**BRANO ESTRATTO**
+===+
Gli sfoghi di Mourinho e Gasperini al termine delle rispettive sfide con Bologna e Salernitana hanno aggiunto ancor di più benzina al fuoco, già alto di suo dopo l'episodio di Spezia - Lazio che ha portato alla sospensione di Pairetto e Nasca. Il gol di Acerbi in posizione di fuorigioco ha riacceso all'ennesima potenza i dubbi e le perplessità sull'impiego del VAR in Serie A, uno strumento che al debutto in Italia sembrava poter scacciare gli spettri di eccessive sviste arbitrali (alle volte con il sospetto della malafede, ritornando con la mente ai vari Calciopoli, Calciopoli 2.0 e I Treni del Gol), ma oggi appare più in difficoltà che mai.

Referee Simone Sozza holds the ball during the Italy cup...
+===+
Prosegua il brano sulle polemiche arbitrali e sul VAR in Serie A dal punto in cui si interrompe.

**DATI DA ESAMINARE**
+===+
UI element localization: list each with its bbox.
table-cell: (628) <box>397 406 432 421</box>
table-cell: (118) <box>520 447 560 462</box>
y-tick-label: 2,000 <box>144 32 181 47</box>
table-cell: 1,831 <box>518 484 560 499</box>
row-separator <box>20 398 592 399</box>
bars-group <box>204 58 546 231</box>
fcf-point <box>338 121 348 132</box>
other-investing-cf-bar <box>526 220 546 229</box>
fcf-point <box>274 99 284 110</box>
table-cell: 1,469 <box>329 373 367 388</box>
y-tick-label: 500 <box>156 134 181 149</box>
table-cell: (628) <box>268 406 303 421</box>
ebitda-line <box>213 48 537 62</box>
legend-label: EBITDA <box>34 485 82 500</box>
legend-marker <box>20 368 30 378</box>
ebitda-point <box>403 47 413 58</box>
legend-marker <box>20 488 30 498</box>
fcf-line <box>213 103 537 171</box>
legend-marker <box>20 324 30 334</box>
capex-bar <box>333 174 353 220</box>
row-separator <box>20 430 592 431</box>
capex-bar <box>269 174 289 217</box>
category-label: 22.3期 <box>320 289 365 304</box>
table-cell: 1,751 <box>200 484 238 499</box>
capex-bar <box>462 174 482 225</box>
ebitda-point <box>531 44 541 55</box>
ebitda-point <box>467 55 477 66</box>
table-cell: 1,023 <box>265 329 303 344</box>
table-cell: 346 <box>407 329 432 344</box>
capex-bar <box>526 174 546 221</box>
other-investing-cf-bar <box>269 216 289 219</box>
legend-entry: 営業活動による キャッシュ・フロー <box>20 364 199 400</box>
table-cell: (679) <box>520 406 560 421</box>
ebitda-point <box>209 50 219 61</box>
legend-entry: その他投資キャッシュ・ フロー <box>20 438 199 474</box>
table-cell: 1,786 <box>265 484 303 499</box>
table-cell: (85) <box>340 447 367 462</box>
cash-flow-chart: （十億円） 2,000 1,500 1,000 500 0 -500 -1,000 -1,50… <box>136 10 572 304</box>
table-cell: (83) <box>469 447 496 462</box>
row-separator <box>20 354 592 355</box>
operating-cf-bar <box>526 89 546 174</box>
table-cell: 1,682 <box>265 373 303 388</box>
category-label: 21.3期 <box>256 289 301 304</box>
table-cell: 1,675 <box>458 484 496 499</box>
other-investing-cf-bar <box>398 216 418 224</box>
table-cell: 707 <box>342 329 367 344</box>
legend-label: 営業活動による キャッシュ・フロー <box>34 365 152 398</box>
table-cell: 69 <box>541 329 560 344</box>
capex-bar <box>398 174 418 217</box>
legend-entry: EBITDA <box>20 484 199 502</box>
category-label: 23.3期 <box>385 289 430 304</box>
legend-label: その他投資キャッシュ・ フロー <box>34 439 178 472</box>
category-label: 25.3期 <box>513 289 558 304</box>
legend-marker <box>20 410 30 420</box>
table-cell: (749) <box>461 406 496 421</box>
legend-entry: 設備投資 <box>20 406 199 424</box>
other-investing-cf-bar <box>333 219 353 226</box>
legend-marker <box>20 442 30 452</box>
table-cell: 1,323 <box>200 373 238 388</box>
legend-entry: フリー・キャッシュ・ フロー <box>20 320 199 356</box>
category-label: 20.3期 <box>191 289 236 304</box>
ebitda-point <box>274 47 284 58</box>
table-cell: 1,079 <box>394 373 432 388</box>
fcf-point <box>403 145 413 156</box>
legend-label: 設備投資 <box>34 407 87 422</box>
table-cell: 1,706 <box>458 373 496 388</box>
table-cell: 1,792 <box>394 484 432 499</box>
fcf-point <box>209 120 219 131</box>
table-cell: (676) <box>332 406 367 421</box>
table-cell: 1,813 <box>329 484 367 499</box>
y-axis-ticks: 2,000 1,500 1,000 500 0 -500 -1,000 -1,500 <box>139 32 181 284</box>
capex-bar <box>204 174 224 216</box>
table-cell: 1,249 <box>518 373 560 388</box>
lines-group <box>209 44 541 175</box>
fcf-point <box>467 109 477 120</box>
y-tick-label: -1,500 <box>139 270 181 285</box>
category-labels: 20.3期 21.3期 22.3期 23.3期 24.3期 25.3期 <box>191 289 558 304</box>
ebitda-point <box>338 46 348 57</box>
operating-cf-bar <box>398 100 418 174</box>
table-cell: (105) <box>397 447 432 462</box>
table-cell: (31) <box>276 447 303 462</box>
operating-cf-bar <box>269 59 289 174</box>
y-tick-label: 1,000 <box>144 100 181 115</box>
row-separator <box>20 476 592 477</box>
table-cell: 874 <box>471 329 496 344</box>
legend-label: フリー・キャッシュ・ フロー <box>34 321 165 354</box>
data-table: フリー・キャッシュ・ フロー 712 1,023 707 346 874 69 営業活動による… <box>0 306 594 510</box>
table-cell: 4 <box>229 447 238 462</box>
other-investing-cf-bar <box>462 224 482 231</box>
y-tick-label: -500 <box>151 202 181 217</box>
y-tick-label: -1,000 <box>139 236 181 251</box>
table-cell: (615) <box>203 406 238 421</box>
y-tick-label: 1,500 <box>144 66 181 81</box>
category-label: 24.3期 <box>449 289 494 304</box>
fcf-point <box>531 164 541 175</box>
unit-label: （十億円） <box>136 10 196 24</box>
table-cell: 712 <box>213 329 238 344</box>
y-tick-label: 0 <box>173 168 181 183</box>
+===+
**RISPOSTA**
Referee Simone Sozza holds the ball during the Italy cup... / Insidefoto/GettyImages

Appare difficile pensare che in Italia - e non solo in Serie A - i direttori di gara si siano dimenticati come si dirige con diligenza un incontro. Sozza ne è un esempio, Orsato resta un caposaldo (scelto anche per la semifinale di Champions tra Real e City), e la lista potrebbe tranquillamente allungarsi. Obbiettivamente non si può dire che la classe arbitrale italiana sia scarsa, ma che qualcosa non stia funzionando da inizio campionato lo si era capito.

I continui aggiornamenti del regolamento e la decisione di dare minor peso all'utilizzo del VAR (per recuperare una sorta di padronanza dell'arbitro) sembrano aver mandato in bambola parte dell'organico a disposizione del designatore Gianluca Rocchi. Quelli di Nasca e Pairetto sono solo alcuni dei provvedimenti disciplinari presi nei confronti di direttori di gara coinvolti in sviste o errori di valutazione, circostanze troppo frequenti per la massima categoria professionistica italiana.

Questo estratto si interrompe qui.